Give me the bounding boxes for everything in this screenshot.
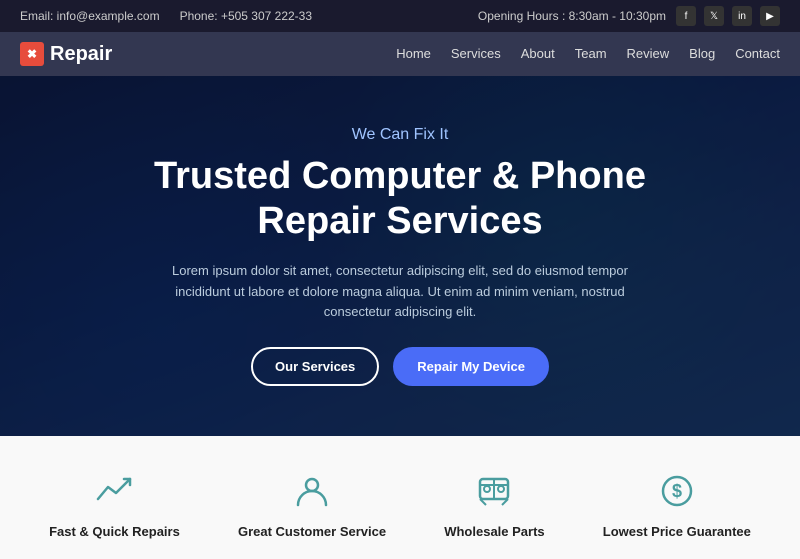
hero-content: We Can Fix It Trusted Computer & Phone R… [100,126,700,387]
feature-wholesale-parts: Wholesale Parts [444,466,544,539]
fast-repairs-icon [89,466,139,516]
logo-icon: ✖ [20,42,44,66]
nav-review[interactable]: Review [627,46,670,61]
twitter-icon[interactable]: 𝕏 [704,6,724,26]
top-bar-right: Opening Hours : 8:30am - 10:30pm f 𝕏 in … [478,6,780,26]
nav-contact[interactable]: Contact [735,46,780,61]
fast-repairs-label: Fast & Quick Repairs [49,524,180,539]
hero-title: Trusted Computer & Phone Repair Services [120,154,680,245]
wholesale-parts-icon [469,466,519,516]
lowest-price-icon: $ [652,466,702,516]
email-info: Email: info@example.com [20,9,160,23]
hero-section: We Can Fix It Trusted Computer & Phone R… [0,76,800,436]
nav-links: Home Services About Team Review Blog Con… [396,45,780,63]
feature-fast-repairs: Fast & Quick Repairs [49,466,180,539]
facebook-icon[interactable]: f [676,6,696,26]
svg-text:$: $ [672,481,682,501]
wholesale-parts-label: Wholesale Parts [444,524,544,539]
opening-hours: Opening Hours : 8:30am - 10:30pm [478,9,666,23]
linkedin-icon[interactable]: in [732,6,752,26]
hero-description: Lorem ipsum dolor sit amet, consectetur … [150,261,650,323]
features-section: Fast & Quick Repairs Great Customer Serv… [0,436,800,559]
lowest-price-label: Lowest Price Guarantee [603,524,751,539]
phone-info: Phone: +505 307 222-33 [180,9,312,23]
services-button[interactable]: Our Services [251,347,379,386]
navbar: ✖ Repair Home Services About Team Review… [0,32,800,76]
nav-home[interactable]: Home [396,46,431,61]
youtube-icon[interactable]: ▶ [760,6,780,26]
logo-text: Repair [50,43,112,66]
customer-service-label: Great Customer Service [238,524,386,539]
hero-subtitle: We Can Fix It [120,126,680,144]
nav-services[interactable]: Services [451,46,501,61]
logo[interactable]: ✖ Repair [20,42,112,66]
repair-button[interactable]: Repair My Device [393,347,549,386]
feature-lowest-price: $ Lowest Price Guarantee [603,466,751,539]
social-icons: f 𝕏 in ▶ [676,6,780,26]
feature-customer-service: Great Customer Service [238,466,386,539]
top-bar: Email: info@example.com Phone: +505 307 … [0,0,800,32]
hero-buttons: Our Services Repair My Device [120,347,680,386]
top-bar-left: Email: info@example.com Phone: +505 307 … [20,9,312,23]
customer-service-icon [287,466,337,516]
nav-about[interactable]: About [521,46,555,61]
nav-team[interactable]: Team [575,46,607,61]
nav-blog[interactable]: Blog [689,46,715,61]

---*---

Can you give every line of the material above as a numbered list, skipping any blank lines and leaving out the picture?

### Complete output
1. Give me the bounding boxes for everything in this screenshot.
2. hero-content: We Can Fix It Trusted Computer & Phone R… [100,126,700,387]
3. feature-wholesale-parts: Wholesale Parts [444,466,544,539]
4. fast-repairs-icon [89,466,139,516]
5. logo-icon: ✖ [20,42,44,66]
6. nav-review[interactable]: Review [627,46,670,61]
7. twitter-icon[interactable]: 𝕏 [704,6,724,26]
8. top-bar-right: Opening Hours : 8:30am - 10:30pm f 𝕏 in … [478,6,780,26]
9. nav-contact[interactable]: Contact [735,46,780,61]
10. fast-repairs-label: Fast & Quick Repairs [49,524,180,539]
11. hero-title: Trusted Computer & Phone Repair Services [120,154,680,245]
12. wholesale-parts-icon [469,466,519,516]
13. lowest-price-icon: $ [652,466,702,516]
14. email-info: Email: info@example.com [20,9,160,23]
15. hero-section: We Can Fix It Trusted Computer & Phone R… [0,76,800,436]
16. nav-links: Home Services About Team Review Blog Con… [396,45,780,63]
17. feature-fast-repairs: Fast & Quick Repairs [49,466,180,539]
18. facebook-icon[interactable]: f [676,6,696,26]
19. svg-text:$: $ [672,481,682,501]
20. wholesale-parts-label: Wholesale Parts [444,524,544,539]
21. opening-hours: Opening Hours : 8:30am - 10:30pm [478,9,666,23]
22. linkedin-icon[interactable]: in [732,6,752,26]
23. hero-description: Lorem ipsum dolor sit amet, consectetur … [150,261,650,323]
24. features-section: Fast & Quick Repairs Great Customer Serv… [0,436,800,559]
25. lowest-price-label: Lowest Price Guarantee [603,524,751,539]
26. phone-info: Phone: +505 307 222-33 [180,9,312,23]
27. services-button[interactable]: Our Services [251,347,379,386]
28. navbar: ✖ Repair Home Services About Team Review… [0,32,800,76]
29. nav-home[interactable]: Home [396,46,431,61]
30. youtube-icon[interactable]: ▶ [760,6,780,26]
31. logo-text: Repair [50,43,112,66]
32. customer-service-label: Great Customer Service [238,524,386,539]
33. hero-subtitle: We Can Fix It [120,126,680,144]
34. nav-services[interactable]: Services [451,46,501,61]
35. logo[interactable]: ✖ Repair [20,42,112,66]
36. repair-button[interactable]: Repair My Device [393,347,549,386]
37. feature-lowest-price: $ Lowest Price Guarantee [603,466,751,539]
38. social-icons: f 𝕏 in ▶ [676,6,780,26]
39. feature-customer-service: Great Customer Service [238,466,386,539]
40. top-bar: Email: info@example.com Phone: +505 307 … [0,0,800,32]
41. hero-buttons: Our Services Repair My Device [120,347,680,386]
42. top-bar-left: Email: info@example.com Phone: +505 307 … [20,9,312,23]
43. customer-service-icon [287,466,337,516]
44. nav-about[interactable]: About [521,46,555,61]
45. nav-team[interactable]: Team [575,46,607,61]
46. nav-blog[interactable]: Blog [689,46,715,61]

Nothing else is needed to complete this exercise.